### SET TASK:
Copy all the material below, exactly as it stands.

### INPUT DATA:
------------------------------------------------------------------------

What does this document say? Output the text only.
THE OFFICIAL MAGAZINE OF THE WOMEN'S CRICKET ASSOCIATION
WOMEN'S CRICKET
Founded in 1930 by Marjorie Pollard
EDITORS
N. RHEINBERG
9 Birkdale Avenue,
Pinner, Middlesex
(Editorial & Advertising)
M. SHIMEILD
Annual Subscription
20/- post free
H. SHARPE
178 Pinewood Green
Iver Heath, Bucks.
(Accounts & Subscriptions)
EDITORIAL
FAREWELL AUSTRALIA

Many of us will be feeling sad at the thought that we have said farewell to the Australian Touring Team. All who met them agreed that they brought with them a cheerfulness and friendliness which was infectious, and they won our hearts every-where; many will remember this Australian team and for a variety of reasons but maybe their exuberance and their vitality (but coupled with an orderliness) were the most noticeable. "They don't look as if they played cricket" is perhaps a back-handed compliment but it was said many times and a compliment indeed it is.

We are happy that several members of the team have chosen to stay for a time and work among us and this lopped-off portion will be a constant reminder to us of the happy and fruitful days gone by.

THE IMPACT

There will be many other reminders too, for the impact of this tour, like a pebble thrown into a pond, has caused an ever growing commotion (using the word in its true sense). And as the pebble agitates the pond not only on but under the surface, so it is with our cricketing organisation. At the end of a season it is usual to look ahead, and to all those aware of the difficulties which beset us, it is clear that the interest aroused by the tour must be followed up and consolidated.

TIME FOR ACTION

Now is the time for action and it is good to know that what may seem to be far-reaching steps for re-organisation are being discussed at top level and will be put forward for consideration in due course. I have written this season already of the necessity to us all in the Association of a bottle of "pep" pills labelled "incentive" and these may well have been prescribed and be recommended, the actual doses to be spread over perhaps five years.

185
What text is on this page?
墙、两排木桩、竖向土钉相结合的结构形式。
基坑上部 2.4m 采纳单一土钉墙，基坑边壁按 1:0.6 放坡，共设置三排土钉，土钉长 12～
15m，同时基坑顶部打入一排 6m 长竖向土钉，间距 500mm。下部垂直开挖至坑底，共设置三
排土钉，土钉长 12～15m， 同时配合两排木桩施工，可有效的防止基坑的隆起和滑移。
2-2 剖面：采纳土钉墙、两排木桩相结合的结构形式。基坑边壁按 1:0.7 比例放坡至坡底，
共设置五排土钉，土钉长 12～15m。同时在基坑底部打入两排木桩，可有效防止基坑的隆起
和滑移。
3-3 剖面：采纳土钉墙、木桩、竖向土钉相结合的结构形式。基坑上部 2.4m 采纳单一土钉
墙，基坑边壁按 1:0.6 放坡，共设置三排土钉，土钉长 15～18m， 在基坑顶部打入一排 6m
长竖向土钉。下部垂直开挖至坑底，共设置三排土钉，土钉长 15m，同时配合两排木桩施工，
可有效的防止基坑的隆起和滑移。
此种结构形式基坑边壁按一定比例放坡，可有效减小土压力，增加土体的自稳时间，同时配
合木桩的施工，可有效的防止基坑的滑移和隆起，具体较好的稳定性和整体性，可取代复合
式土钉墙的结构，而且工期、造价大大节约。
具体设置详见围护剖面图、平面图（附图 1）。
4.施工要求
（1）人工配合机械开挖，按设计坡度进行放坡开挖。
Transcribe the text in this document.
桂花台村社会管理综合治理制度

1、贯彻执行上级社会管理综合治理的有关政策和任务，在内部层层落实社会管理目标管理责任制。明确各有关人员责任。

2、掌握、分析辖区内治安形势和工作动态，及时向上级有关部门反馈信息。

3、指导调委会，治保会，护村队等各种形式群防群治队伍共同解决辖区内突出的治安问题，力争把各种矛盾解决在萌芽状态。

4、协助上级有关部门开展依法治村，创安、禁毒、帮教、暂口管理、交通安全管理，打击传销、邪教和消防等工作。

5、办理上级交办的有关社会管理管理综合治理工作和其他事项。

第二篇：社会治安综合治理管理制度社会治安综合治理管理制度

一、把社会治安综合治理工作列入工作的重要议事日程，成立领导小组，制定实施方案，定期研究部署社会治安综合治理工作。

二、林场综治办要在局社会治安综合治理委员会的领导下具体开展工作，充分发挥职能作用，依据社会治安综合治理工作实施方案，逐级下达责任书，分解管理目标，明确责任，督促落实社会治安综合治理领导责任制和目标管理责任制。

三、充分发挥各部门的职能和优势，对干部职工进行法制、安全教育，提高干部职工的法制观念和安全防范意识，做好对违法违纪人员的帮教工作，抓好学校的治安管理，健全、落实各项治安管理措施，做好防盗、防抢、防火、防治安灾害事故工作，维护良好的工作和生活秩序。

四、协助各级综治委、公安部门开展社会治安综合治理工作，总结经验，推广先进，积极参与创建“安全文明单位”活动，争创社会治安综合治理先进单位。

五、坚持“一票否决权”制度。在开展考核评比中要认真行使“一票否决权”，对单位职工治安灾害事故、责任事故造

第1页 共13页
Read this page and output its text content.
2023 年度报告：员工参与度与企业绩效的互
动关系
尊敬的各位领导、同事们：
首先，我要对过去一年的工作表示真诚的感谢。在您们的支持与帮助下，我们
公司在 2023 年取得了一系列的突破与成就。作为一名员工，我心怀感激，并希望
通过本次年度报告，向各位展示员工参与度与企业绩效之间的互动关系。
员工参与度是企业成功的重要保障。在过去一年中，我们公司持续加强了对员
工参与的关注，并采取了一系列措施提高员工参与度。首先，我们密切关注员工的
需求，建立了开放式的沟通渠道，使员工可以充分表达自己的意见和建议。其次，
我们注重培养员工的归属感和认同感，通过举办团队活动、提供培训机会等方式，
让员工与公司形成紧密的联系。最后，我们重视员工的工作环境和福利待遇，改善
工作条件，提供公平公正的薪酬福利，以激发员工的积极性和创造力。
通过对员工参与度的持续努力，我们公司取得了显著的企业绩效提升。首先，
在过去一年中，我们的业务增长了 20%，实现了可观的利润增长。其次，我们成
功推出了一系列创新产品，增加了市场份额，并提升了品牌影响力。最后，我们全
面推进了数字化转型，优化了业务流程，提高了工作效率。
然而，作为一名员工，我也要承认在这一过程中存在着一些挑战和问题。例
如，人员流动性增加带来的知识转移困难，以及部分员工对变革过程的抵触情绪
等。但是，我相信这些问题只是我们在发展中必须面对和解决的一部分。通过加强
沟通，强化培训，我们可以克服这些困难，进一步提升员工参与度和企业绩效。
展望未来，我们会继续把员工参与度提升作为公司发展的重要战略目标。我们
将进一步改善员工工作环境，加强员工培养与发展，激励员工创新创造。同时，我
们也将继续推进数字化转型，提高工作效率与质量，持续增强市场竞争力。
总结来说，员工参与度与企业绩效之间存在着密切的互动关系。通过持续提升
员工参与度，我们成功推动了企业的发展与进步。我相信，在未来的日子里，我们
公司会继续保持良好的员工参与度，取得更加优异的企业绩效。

------------------------------------------------------------------------

### THE SOLUTION:
What does this document say? Output the text only.
THE OFFICIAL MAGAZINE OF THE WOMEN'S CRICKET ASSOCIATION
WOMEN'S CRICKET
Founded in 1930 by Marjorie Pollard
EDITORS
N. RHEINBERG
9 Birkdale Avenue,
Pinner, Middlesex
(Editorial & Advertising)
M. SHIMEILD
Annual Subscription
20/- post free
H. SHARPE
178 Pinewood Green
Iver Heath, Bucks.
(Accounts & Subscriptions)
EDITORIAL
FAREWELL AUSTRALIA

Many of us will be feeling sad at the thought that we have said farewell to the Australian Touring Team. All who met them agreed that they brought with them a cheerfulness and friendliness which was infectious, and they won our hearts every-where; many will remember this Australian team and for a variety of reasons but maybe their exuberance and their vitality (but coupled with an orderliness) were the most noticeable. "They don't look as if they played cricket" is perhaps a back-handed compliment but it was said many times and a compliment indeed it is.

We are happy that several members of the team have chosen to stay for a time and work among us and this lopped-off portion will be a constant reminder to us of the happy and fruitful days gone by.

THE IMPACT

There will be many other reminders too, for the impact of this tour, like a pebble thrown into a pond, has caused an ever growing commotion (using the word in its true sense). And as the pebble agitates the pond not only on but under the surface, so it is with our cricketing organisation. At the end of a season it is usual to look ahead, and to all those aware of the difficulties which beset us, it is clear that the interest aroused by the tour must be followed up and consolidated.

TIME FOR ACTION

Now is the time for action and it is good to know that what may seem to be far-reaching steps for re-organisation are being discussed at top level and will be put forward for consideration in due course. I have written this season already of the necessity to us all in the Association of a bottle of "pep" pills labelled "incentive" and these may well have been prescribed and be recommended, the actual doses to be spread over perhaps five years.

185
What text is on this page?
墙、两排木桩、竖向土钉相结合的结构形式。
基坑上部 2.4m 采纳单一土钉墙，基坑边壁按 1:0.6 放坡，共设置三排土钉，土钉长 12～
15m，同时基坑顶部打入一排 6m 长竖向土钉，间距 500mm。下部垂直开挖至坑底，共设置三
排土钉，土钉长 12～15m， 同时配合两排木桩施工，可有效的防止基坑的隆起和滑移。
2-2 剖面：采纳土钉墙、两排木桩相结合的结构形式。基坑边壁按 1:0.7 比例放坡至坡底，
共设置五排土钉，土钉长 12～15m。同时在基坑底部打入两排木桩，可有效防止基坑的隆起
和滑移。
3-3 剖面：采纳土钉墙、木桩、竖向土钉相结合的结构形式。基坑上部 2.4m 采纳单一土钉
墙，基坑边壁按 1:0.6 放坡，共设置三排土钉，土钉长 15～18m， 在基坑顶部打入一排 6m
长竖向土钉。下部垂直开挖至坑底，共设置三排土钉，土钉长 15m，同时配合两排木桩施工，
可有效的防止基坑的隆起和滑移。
此种结构形式基坑边壁按一定比例放坡，可有效减小土压力，增加土体的自稳时间，同时配
合木桩的施工，可有效的防止基坑的滑移和隆起，具体较好的稳定性和整体性，可取代复合
式土钉墙的结构，而且工期、造价大大节约。
具体设置详见围护剖面图、平面图（附图 1）。
4.施工要求
（1）人工配合机械开挖，按设计坡度进行放坡开挖。
Transcribe the text in this document.
桂花台村社会管理综合治理制度

1、贯彻执行上级社会管理综合治理的有关政策和任务，在内部层层落实社会管理目标管理责任制。明确各有关人员责任。

2、掌握、分析辖区内治安形势和工作动态，及时向上级有关部门反馈信息。

3、指导调委会，治保会，护村队等各种形式群防群治队伍共同解决辖区内突出的治安问题，力争把各种矛盾解决在萌芽状态。

4、协助上级有关部门开展依法治村，创安、禁毒、帮教、暂口管理、交通安全管理，打击传销、邪教和消防等工作。

5、办理上级交办的有关社会管理管理综合治理工作和其他事项。

第二篇：社会治安综合治理管理制度社会治安综合治理管理制度

一、把社会治安综合治理工作列入工作的重要议事日程，成立领导小组，制定实施方案，定期研究部署社会治安综合治理工作。

二、林场综治办要在局社会治安综合治理委员会的领导下具体开展工作，充分发挥职能作用，依据社会治安综合治理工作实施方案，逐级下达责任书，分解管理目标，明确责任，督促落实社会治安综合治理领导责任制和目标管理责任制。

三、充分发挥各部门的职能和优势，对干部职工进行法制、安全教育，提高干部职工的法制观念和安全防范意识，做好对违法违纪人员的帮教工作，抓好学校的治安管理，健全、落实各项治安管理措施，做好防盗、防抢、防火、防治安灾害事故工作，维护良好的工作和生活秩序。

四、协助各级综治委、公安部门开展社会治安综合治理工作，总结经验，推广先进，积极参与创建“安全文明单位”活动，争创社会治安综合治理先进单位。

五、坚持“一票否决权”制度。在开展考核评比中要认真行使“一票否决权”，对单位职工治安灾害事故、责任事故造

第1页 共13页
Read this page and output its text content.
2023 年度报告：员工参与度与企业绩效的互
动关系
尊敬的各位领导、同事们：
首先，我要对过去一年的工作表示真诚的感谢。在您们的支持与帮助下，我们
公司在 2023 年取得了一系列的突破与成就。作为一名员工，我心怀感激，并希望
通过本次年度报告，向各位展示员工参与度与企业绩效之间的互动关系。
员工参与度是企业成功的重要保障。在过去一年中，我们公司持续加强了对员
工参与的关注，并采取了一系列措施提高员工参与度。首先，我们密切关注员工的
需求，建立了开放式的沟通渠道，使员工可以充分表达自己的意见和建议。其次，
我们注重培养员工的归属感和认同感，通过举办团队活动、提供培训机会等方式，
让员工与公司形成紧密的联系。最后，我们重视员工的工作环境和福利待遇，改善
工作条件，提供公平公正的薪酬福利，以激发员工的积极性和创造力。
通过对员工参与度的持续努力，我们公司取得了显著的企业绩效提升。首先，
在过去一年中，我们的业务增长了 20%，实现了可观的利润增长。其次，我们成
功推出了一系列创新产品，增加了市场份额，并提升了品牌影响力。最后，我们全
面推进了数字化转型，优化了业务流程，提高了工作效率。
然而，作为一名员工，我也要承认在这一过程中存在着一些挑战和问题。例
如，人员流动性增加带来的知识转移困难，以及部分员工对变革过程的抵触情绪
等。但是，我相信这些问题只是我们在发展中必须面对和解决的一部分。通过加强
沟通，强化培训，我们可以克服这些困难，进一步提升员工参与度和企业绩效。
展望未来，我们会继续把员工参与度提升作为公司发展的重要战略目标。我们
将进一步改善员工工作环境，加强员工培养与发展，激励员工创新创造。同时，我
们也将继续推进数字化转型，提高工作效率与质量，持续增强市场竞争力。
总结来说，员工参与度与企业绩效之间存在着密切的互动关系。通过持续提升
员工参与度，我们成功推动了企业的发展与进步。我相信，在未来的日子里，我们
公司会继续保持良好的员工参与度，取得更加优异的企业绩效。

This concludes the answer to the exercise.